[Element-and-box listings]
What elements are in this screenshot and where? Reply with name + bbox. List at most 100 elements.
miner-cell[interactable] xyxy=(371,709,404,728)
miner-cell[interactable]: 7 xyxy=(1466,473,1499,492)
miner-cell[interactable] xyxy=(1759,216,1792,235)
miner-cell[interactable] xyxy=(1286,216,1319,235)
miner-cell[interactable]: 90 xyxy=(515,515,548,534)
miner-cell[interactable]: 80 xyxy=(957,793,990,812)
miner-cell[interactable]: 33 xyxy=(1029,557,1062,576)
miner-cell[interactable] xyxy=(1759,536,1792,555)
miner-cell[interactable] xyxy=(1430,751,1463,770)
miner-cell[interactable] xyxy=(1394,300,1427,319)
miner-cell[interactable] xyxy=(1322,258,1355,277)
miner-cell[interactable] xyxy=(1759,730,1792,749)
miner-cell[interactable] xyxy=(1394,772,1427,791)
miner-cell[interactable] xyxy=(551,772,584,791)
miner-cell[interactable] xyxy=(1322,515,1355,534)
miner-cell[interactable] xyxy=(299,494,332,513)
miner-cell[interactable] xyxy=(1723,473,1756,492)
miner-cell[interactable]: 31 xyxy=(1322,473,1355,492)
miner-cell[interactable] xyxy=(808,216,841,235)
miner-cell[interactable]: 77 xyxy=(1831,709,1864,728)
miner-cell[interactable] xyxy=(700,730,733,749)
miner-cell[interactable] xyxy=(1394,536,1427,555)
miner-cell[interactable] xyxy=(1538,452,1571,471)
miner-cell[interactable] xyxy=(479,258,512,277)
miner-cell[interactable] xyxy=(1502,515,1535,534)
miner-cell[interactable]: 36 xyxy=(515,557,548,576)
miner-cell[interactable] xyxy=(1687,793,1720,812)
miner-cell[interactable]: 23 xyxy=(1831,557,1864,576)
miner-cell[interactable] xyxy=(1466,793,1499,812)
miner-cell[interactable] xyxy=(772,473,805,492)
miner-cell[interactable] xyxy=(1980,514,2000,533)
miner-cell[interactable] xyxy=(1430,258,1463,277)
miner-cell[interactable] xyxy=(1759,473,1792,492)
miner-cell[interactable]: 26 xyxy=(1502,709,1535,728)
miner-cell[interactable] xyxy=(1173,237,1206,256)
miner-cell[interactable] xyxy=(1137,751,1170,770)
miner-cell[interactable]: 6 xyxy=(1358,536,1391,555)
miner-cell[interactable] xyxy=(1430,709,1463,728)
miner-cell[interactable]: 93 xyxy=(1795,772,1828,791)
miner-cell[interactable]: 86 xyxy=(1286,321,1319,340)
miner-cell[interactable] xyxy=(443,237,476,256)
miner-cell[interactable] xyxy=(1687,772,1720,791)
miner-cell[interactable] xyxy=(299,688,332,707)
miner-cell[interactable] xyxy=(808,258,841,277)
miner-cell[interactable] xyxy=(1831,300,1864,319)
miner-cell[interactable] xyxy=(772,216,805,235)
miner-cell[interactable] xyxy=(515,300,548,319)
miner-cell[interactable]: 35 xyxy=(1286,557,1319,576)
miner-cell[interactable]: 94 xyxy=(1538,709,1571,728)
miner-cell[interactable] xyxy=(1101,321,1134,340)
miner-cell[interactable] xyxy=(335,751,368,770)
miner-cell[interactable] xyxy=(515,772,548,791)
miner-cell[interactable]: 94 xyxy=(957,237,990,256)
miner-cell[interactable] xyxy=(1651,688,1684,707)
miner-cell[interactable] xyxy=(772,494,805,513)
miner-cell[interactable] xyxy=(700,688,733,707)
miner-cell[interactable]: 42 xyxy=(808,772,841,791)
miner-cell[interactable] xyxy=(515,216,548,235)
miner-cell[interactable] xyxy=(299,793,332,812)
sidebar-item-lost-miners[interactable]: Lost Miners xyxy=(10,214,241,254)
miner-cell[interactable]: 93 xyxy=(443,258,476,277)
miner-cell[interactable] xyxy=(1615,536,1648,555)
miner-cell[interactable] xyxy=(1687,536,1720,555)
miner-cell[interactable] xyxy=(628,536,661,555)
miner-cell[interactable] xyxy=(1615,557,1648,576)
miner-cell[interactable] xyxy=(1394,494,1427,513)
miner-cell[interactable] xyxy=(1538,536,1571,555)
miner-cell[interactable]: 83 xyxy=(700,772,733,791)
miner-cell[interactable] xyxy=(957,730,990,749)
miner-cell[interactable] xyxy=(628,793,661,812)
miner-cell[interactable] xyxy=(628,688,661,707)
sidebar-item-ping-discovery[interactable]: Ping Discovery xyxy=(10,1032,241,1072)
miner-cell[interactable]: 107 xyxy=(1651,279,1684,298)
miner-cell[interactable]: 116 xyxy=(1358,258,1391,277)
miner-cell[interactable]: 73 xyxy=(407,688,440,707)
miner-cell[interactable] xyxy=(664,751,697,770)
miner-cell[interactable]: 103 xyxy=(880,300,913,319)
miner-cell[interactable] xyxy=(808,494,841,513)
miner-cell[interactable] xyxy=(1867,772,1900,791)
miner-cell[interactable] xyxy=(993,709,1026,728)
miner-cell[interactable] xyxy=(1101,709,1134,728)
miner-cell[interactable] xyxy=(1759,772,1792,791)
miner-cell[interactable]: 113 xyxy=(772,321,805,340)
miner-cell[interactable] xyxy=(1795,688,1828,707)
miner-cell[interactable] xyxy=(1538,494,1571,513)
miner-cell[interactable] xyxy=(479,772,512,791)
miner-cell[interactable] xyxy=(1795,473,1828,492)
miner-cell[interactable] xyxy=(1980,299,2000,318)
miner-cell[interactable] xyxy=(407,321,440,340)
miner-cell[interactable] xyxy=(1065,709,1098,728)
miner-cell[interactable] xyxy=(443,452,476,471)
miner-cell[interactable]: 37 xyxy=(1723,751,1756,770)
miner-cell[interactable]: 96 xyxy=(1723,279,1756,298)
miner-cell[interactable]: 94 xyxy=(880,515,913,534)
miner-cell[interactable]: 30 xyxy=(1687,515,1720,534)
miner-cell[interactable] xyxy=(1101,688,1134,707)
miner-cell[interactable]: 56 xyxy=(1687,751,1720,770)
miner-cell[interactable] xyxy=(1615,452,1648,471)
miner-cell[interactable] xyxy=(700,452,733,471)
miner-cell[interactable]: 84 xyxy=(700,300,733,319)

▶ **Prompt**: Give every line of the material above as a JSON list of strings, one string per line, leaving out blank lines.

▶ **Written solution**:
[
  "What elements are in this screenshot and where? Reply with name + bbox. List at most 100 elements.",
  "miner-cell[interactable] xyxy=(371,709,404,728)",
  "miner-cell[interactable]: 7 xyxy=(1466,473,1499,492)",
  "miner-cell[interactable] xyxy=(1759,216,1792,235)",
  "miner-cell[interactable] xyxy=(1286,216,1319,235)",
  "miner-cell[interactable]: 90 xyxy=(515,515,548,534)",
  "miner-cell[interactable]: 80 xyxy=(957,793,990,812)",
  "miner-cell[interactable]: 33 xyxy=(1029,557,1062,576)",
  "miner-cell[interactable] xyxy=(1759,536,1792,555)",
  "miner-cell[interactable] xyxy=(1430,751,1463,770)",
  "miner-cell[interactable] xyxy=(1394,300,1427,319)",
  "miner-cell[interactable] xyxy=(1322,258,1355,277)",
  "miner-cell[interactable] xyxy=(1759,730,1792,749)",
  "miner-cell[interactable] xyxy=(1394,772,1427,791)",
  "miner-cell[interactable] xyxy=(551,772,584,791)",
  "miner-cell[interactable] xyxy=(1322,515,1355,534)",
  "miner-cell[interactable] xyxy=(299,494,332,513)",
  "miner-cell[interactable] xyxy=(1723,473,1756,492)",
  "miner-cell[interactable]: 31 xyxy=(1322,473,1355,492)",
  "miner-cell[interactable] xyxy=(808,216,841,235)",
  "miner-cell[interactable]: 77 xyxy=(1831,709,1864,728)",
  "miner-cell[interactable] xyxy=(700,730,733,749)",
  "miner-cell[interactable] xyxy=(1394,536,1427,555)",
  "miner-cell[interactable] xyxy=(1538,452,1571,471)",
  "miner-cell[interactable] xyxy=(479,258,512,277)",
  "miner-cell[interactable] xyxy=(1502,515,1535,534)",
  "miner-cell[interactable]: 36 xyxy=(515,557,548,576)",
  "miner-cell[interactable] xyxy=(1687,793,1720,812)",
  "miner-cell[interactable]: 23 xyxy=(1831,557,1864,576)",
  "miner-cell[interactable] xyxy=(1466,793,1499,812)",
  "miner-cell[interactable] xyxy=(772,473,805,492)",
  "miner-cell[interactable] xyxy=(1980,514,2000,533)",
  "miner-cell[interactable] xyxy=(1430,258,1463,277)",
  "miner-cell[interactable] xyxy=(1759,473,1792,492)",
  "miner-cell[interactable]: 26 xyxy=(1502,709,1535,728)",
  "miner-cell[interactable] xyxy=(1173,237,1206,256)",
  "miner-cell[interactable] xyxy=(1137,751,1170,770)",
  "miner-cell[interactable]: 6 xyxy=(1358,536,1391,555)",
  "miner-cell[interactable] xyxy=(1430,709,1463,728)",
  "miner-cell[interactable]: 93 xyxy=(1795,772,1828,791)",
  "miner-cell[interactable]: 86 xyxy=(1286,321,1319,340)",
  "miner-cell[interactable] xyxy=(443,237,476,256)",
  "miner-cell[interactable] xyxy=(1687,772,1720,791)",
  "miner-cell[interactable] xyxy=(299,688,332,707)",
  "miner-cell[interactable] xyxy=(808,258,841,277)",
  "miner-cell[interactable] xyxy=(1831,300,1864,319)",
  "miner-cell[interactable] xyxy=(772,216,805,235)",
  "miner-cell[interactable] xyxy=(515,300,548,319)",
  "miner-cell[interactable]: 35 xyxy=(1286,557,1319,576)",
  "miner-cell[interactable]: 94 xyxy=(1538,709,1571,728)",
  "miner-cell[interactable] xyxy=(1101,321,1134,340)",
  "miner-cell[interactable] xyxy=(335,751,368,770)",
  "miner-cell[interactable] xyxy=(515,772,548,791)",
  "miner-cell[interactable]: 94 xyxy=(957,237,990,256)",
  "miner-cell[interactable] xyxy=(1651,688,1684,707)",
  "miner-cell[interactable] xyxy=(772,494,805,513)",
  "miner-cell[interactable] xyxy=(700,688,733,707)",
  "miner-cell[interactable]: 42 xyxy=(808,772,841,791)",
  "miner-cell[interactable] xyxy=(515,216,548,235)",
  "miner-cell[interactable] xyxy=(299,793,332,812)",
  "sidebar-item-lost-miners[interactable]: Lost Miners xyxy=(10,214,241,254)",
  "miner-cell[interactable]: 93 xyxy=(443,258,476,277)",
  "miner-cell[interactable] xyxy=(1615,536,1648,555)",
  "miner-cell[interactable] xyxy=(1687,536,1720,555)",
  "miner-cell[interactable] xyxy=(628,536,661,555)",
  "miner-cell[interactable] xyxy=(1615,557,1648,576)",
  "miner-cell[interactable] xyxy=(1394,494,1427,513)",
  "miner-cell[interactable] xyxy=(1538,536,1571,555)",
  "miner-cell[interactable]: 83 xyxy=(700,772,733,791)",
  "miner-cell[interactable] xyxy=(957,730,990,749)",
  "miner-cell[interactable] xyxy=(628,793,661,812)",
  "miner-cell[interactable] xyxy=(628,688,661,707)",
  "sidebar-item-ping-discovery[interactable]: Ping Discovery xyxy=(10,1032,241,1072)",
  "miner-cell[interactable]: 107 xyxy=(1651,279,1684,298)",
  "miner-cell[interactable]: 116 xyxy=(1358,258,1391,277)",
  "miner-cell[interactable]: 73 xyxy=(407,688,440,707)",
  "miner-cell[interactable] xyxy=(664,751,697,770)",
  "miner-cell[interactable]: 103 xyxy=(880,300,913,319)",
  "miner-cell[interactable] xyxy=(808,494,841,513)",
  "miner-cell[interactable] xyxy=(1867,772,1900,791)",
  "miner-cell[interactable] xyxy=(993,709,1026,728)",
  "miner-cell[interactable] xyxy=(1101,709,1134,728)",
  "miner-cell[interactable] xyxy=(1759,772,1792,791)",
  "miner-cell[interactable]: 113 xyxy=(772,321,805,340)",
  "miner-cell[interactable] xyxy=(1795,688,1828,707)",
  "miner-cell[interactable] xyxy=(1538,494,1571,513)",
  "miner-cell[interactable] xyxy=(479,772,512,791)",
  "miner-cell[interactable] xyxy=(1795,473,1828,492)",
  "miner-cell[interactable] xyxy=(1980,299,2000,318)",
  "miner-cell[interactable] xyxy=(407,321,440,340)",
  "miner-cell[interactable] xyxy=(1065,709,1098,728)",
  "miner-cell[interactable] xyxy=(443,452,476,471)",
  "miner-cell[interactable]: 37 xyxy=(1723,751,1756,770)",
  "miner-cell[interactable]: 96 xyxy=(1723,279,1756,298)",
  "miner-cell[interactable]: 94 xyxy=(880,515,913,534)",
  "miner-cell[interactable]: 30 xyxy=(1687,515,1720,534)",
  "miner-cell[interactable] xyxy=(1101,688,1134,707)",
  "miner-cell[interactable]: 56 xyxy=(1687,751,1720,770)",
  "miner-cell[interactable] xyxy=(1615,452,1648,471)",
  "miner-cell[interactable] xyxy=(700,452,733,471)",
  "miner-cell[interactable]: 84 xyxy=(700,300,733,319)"
]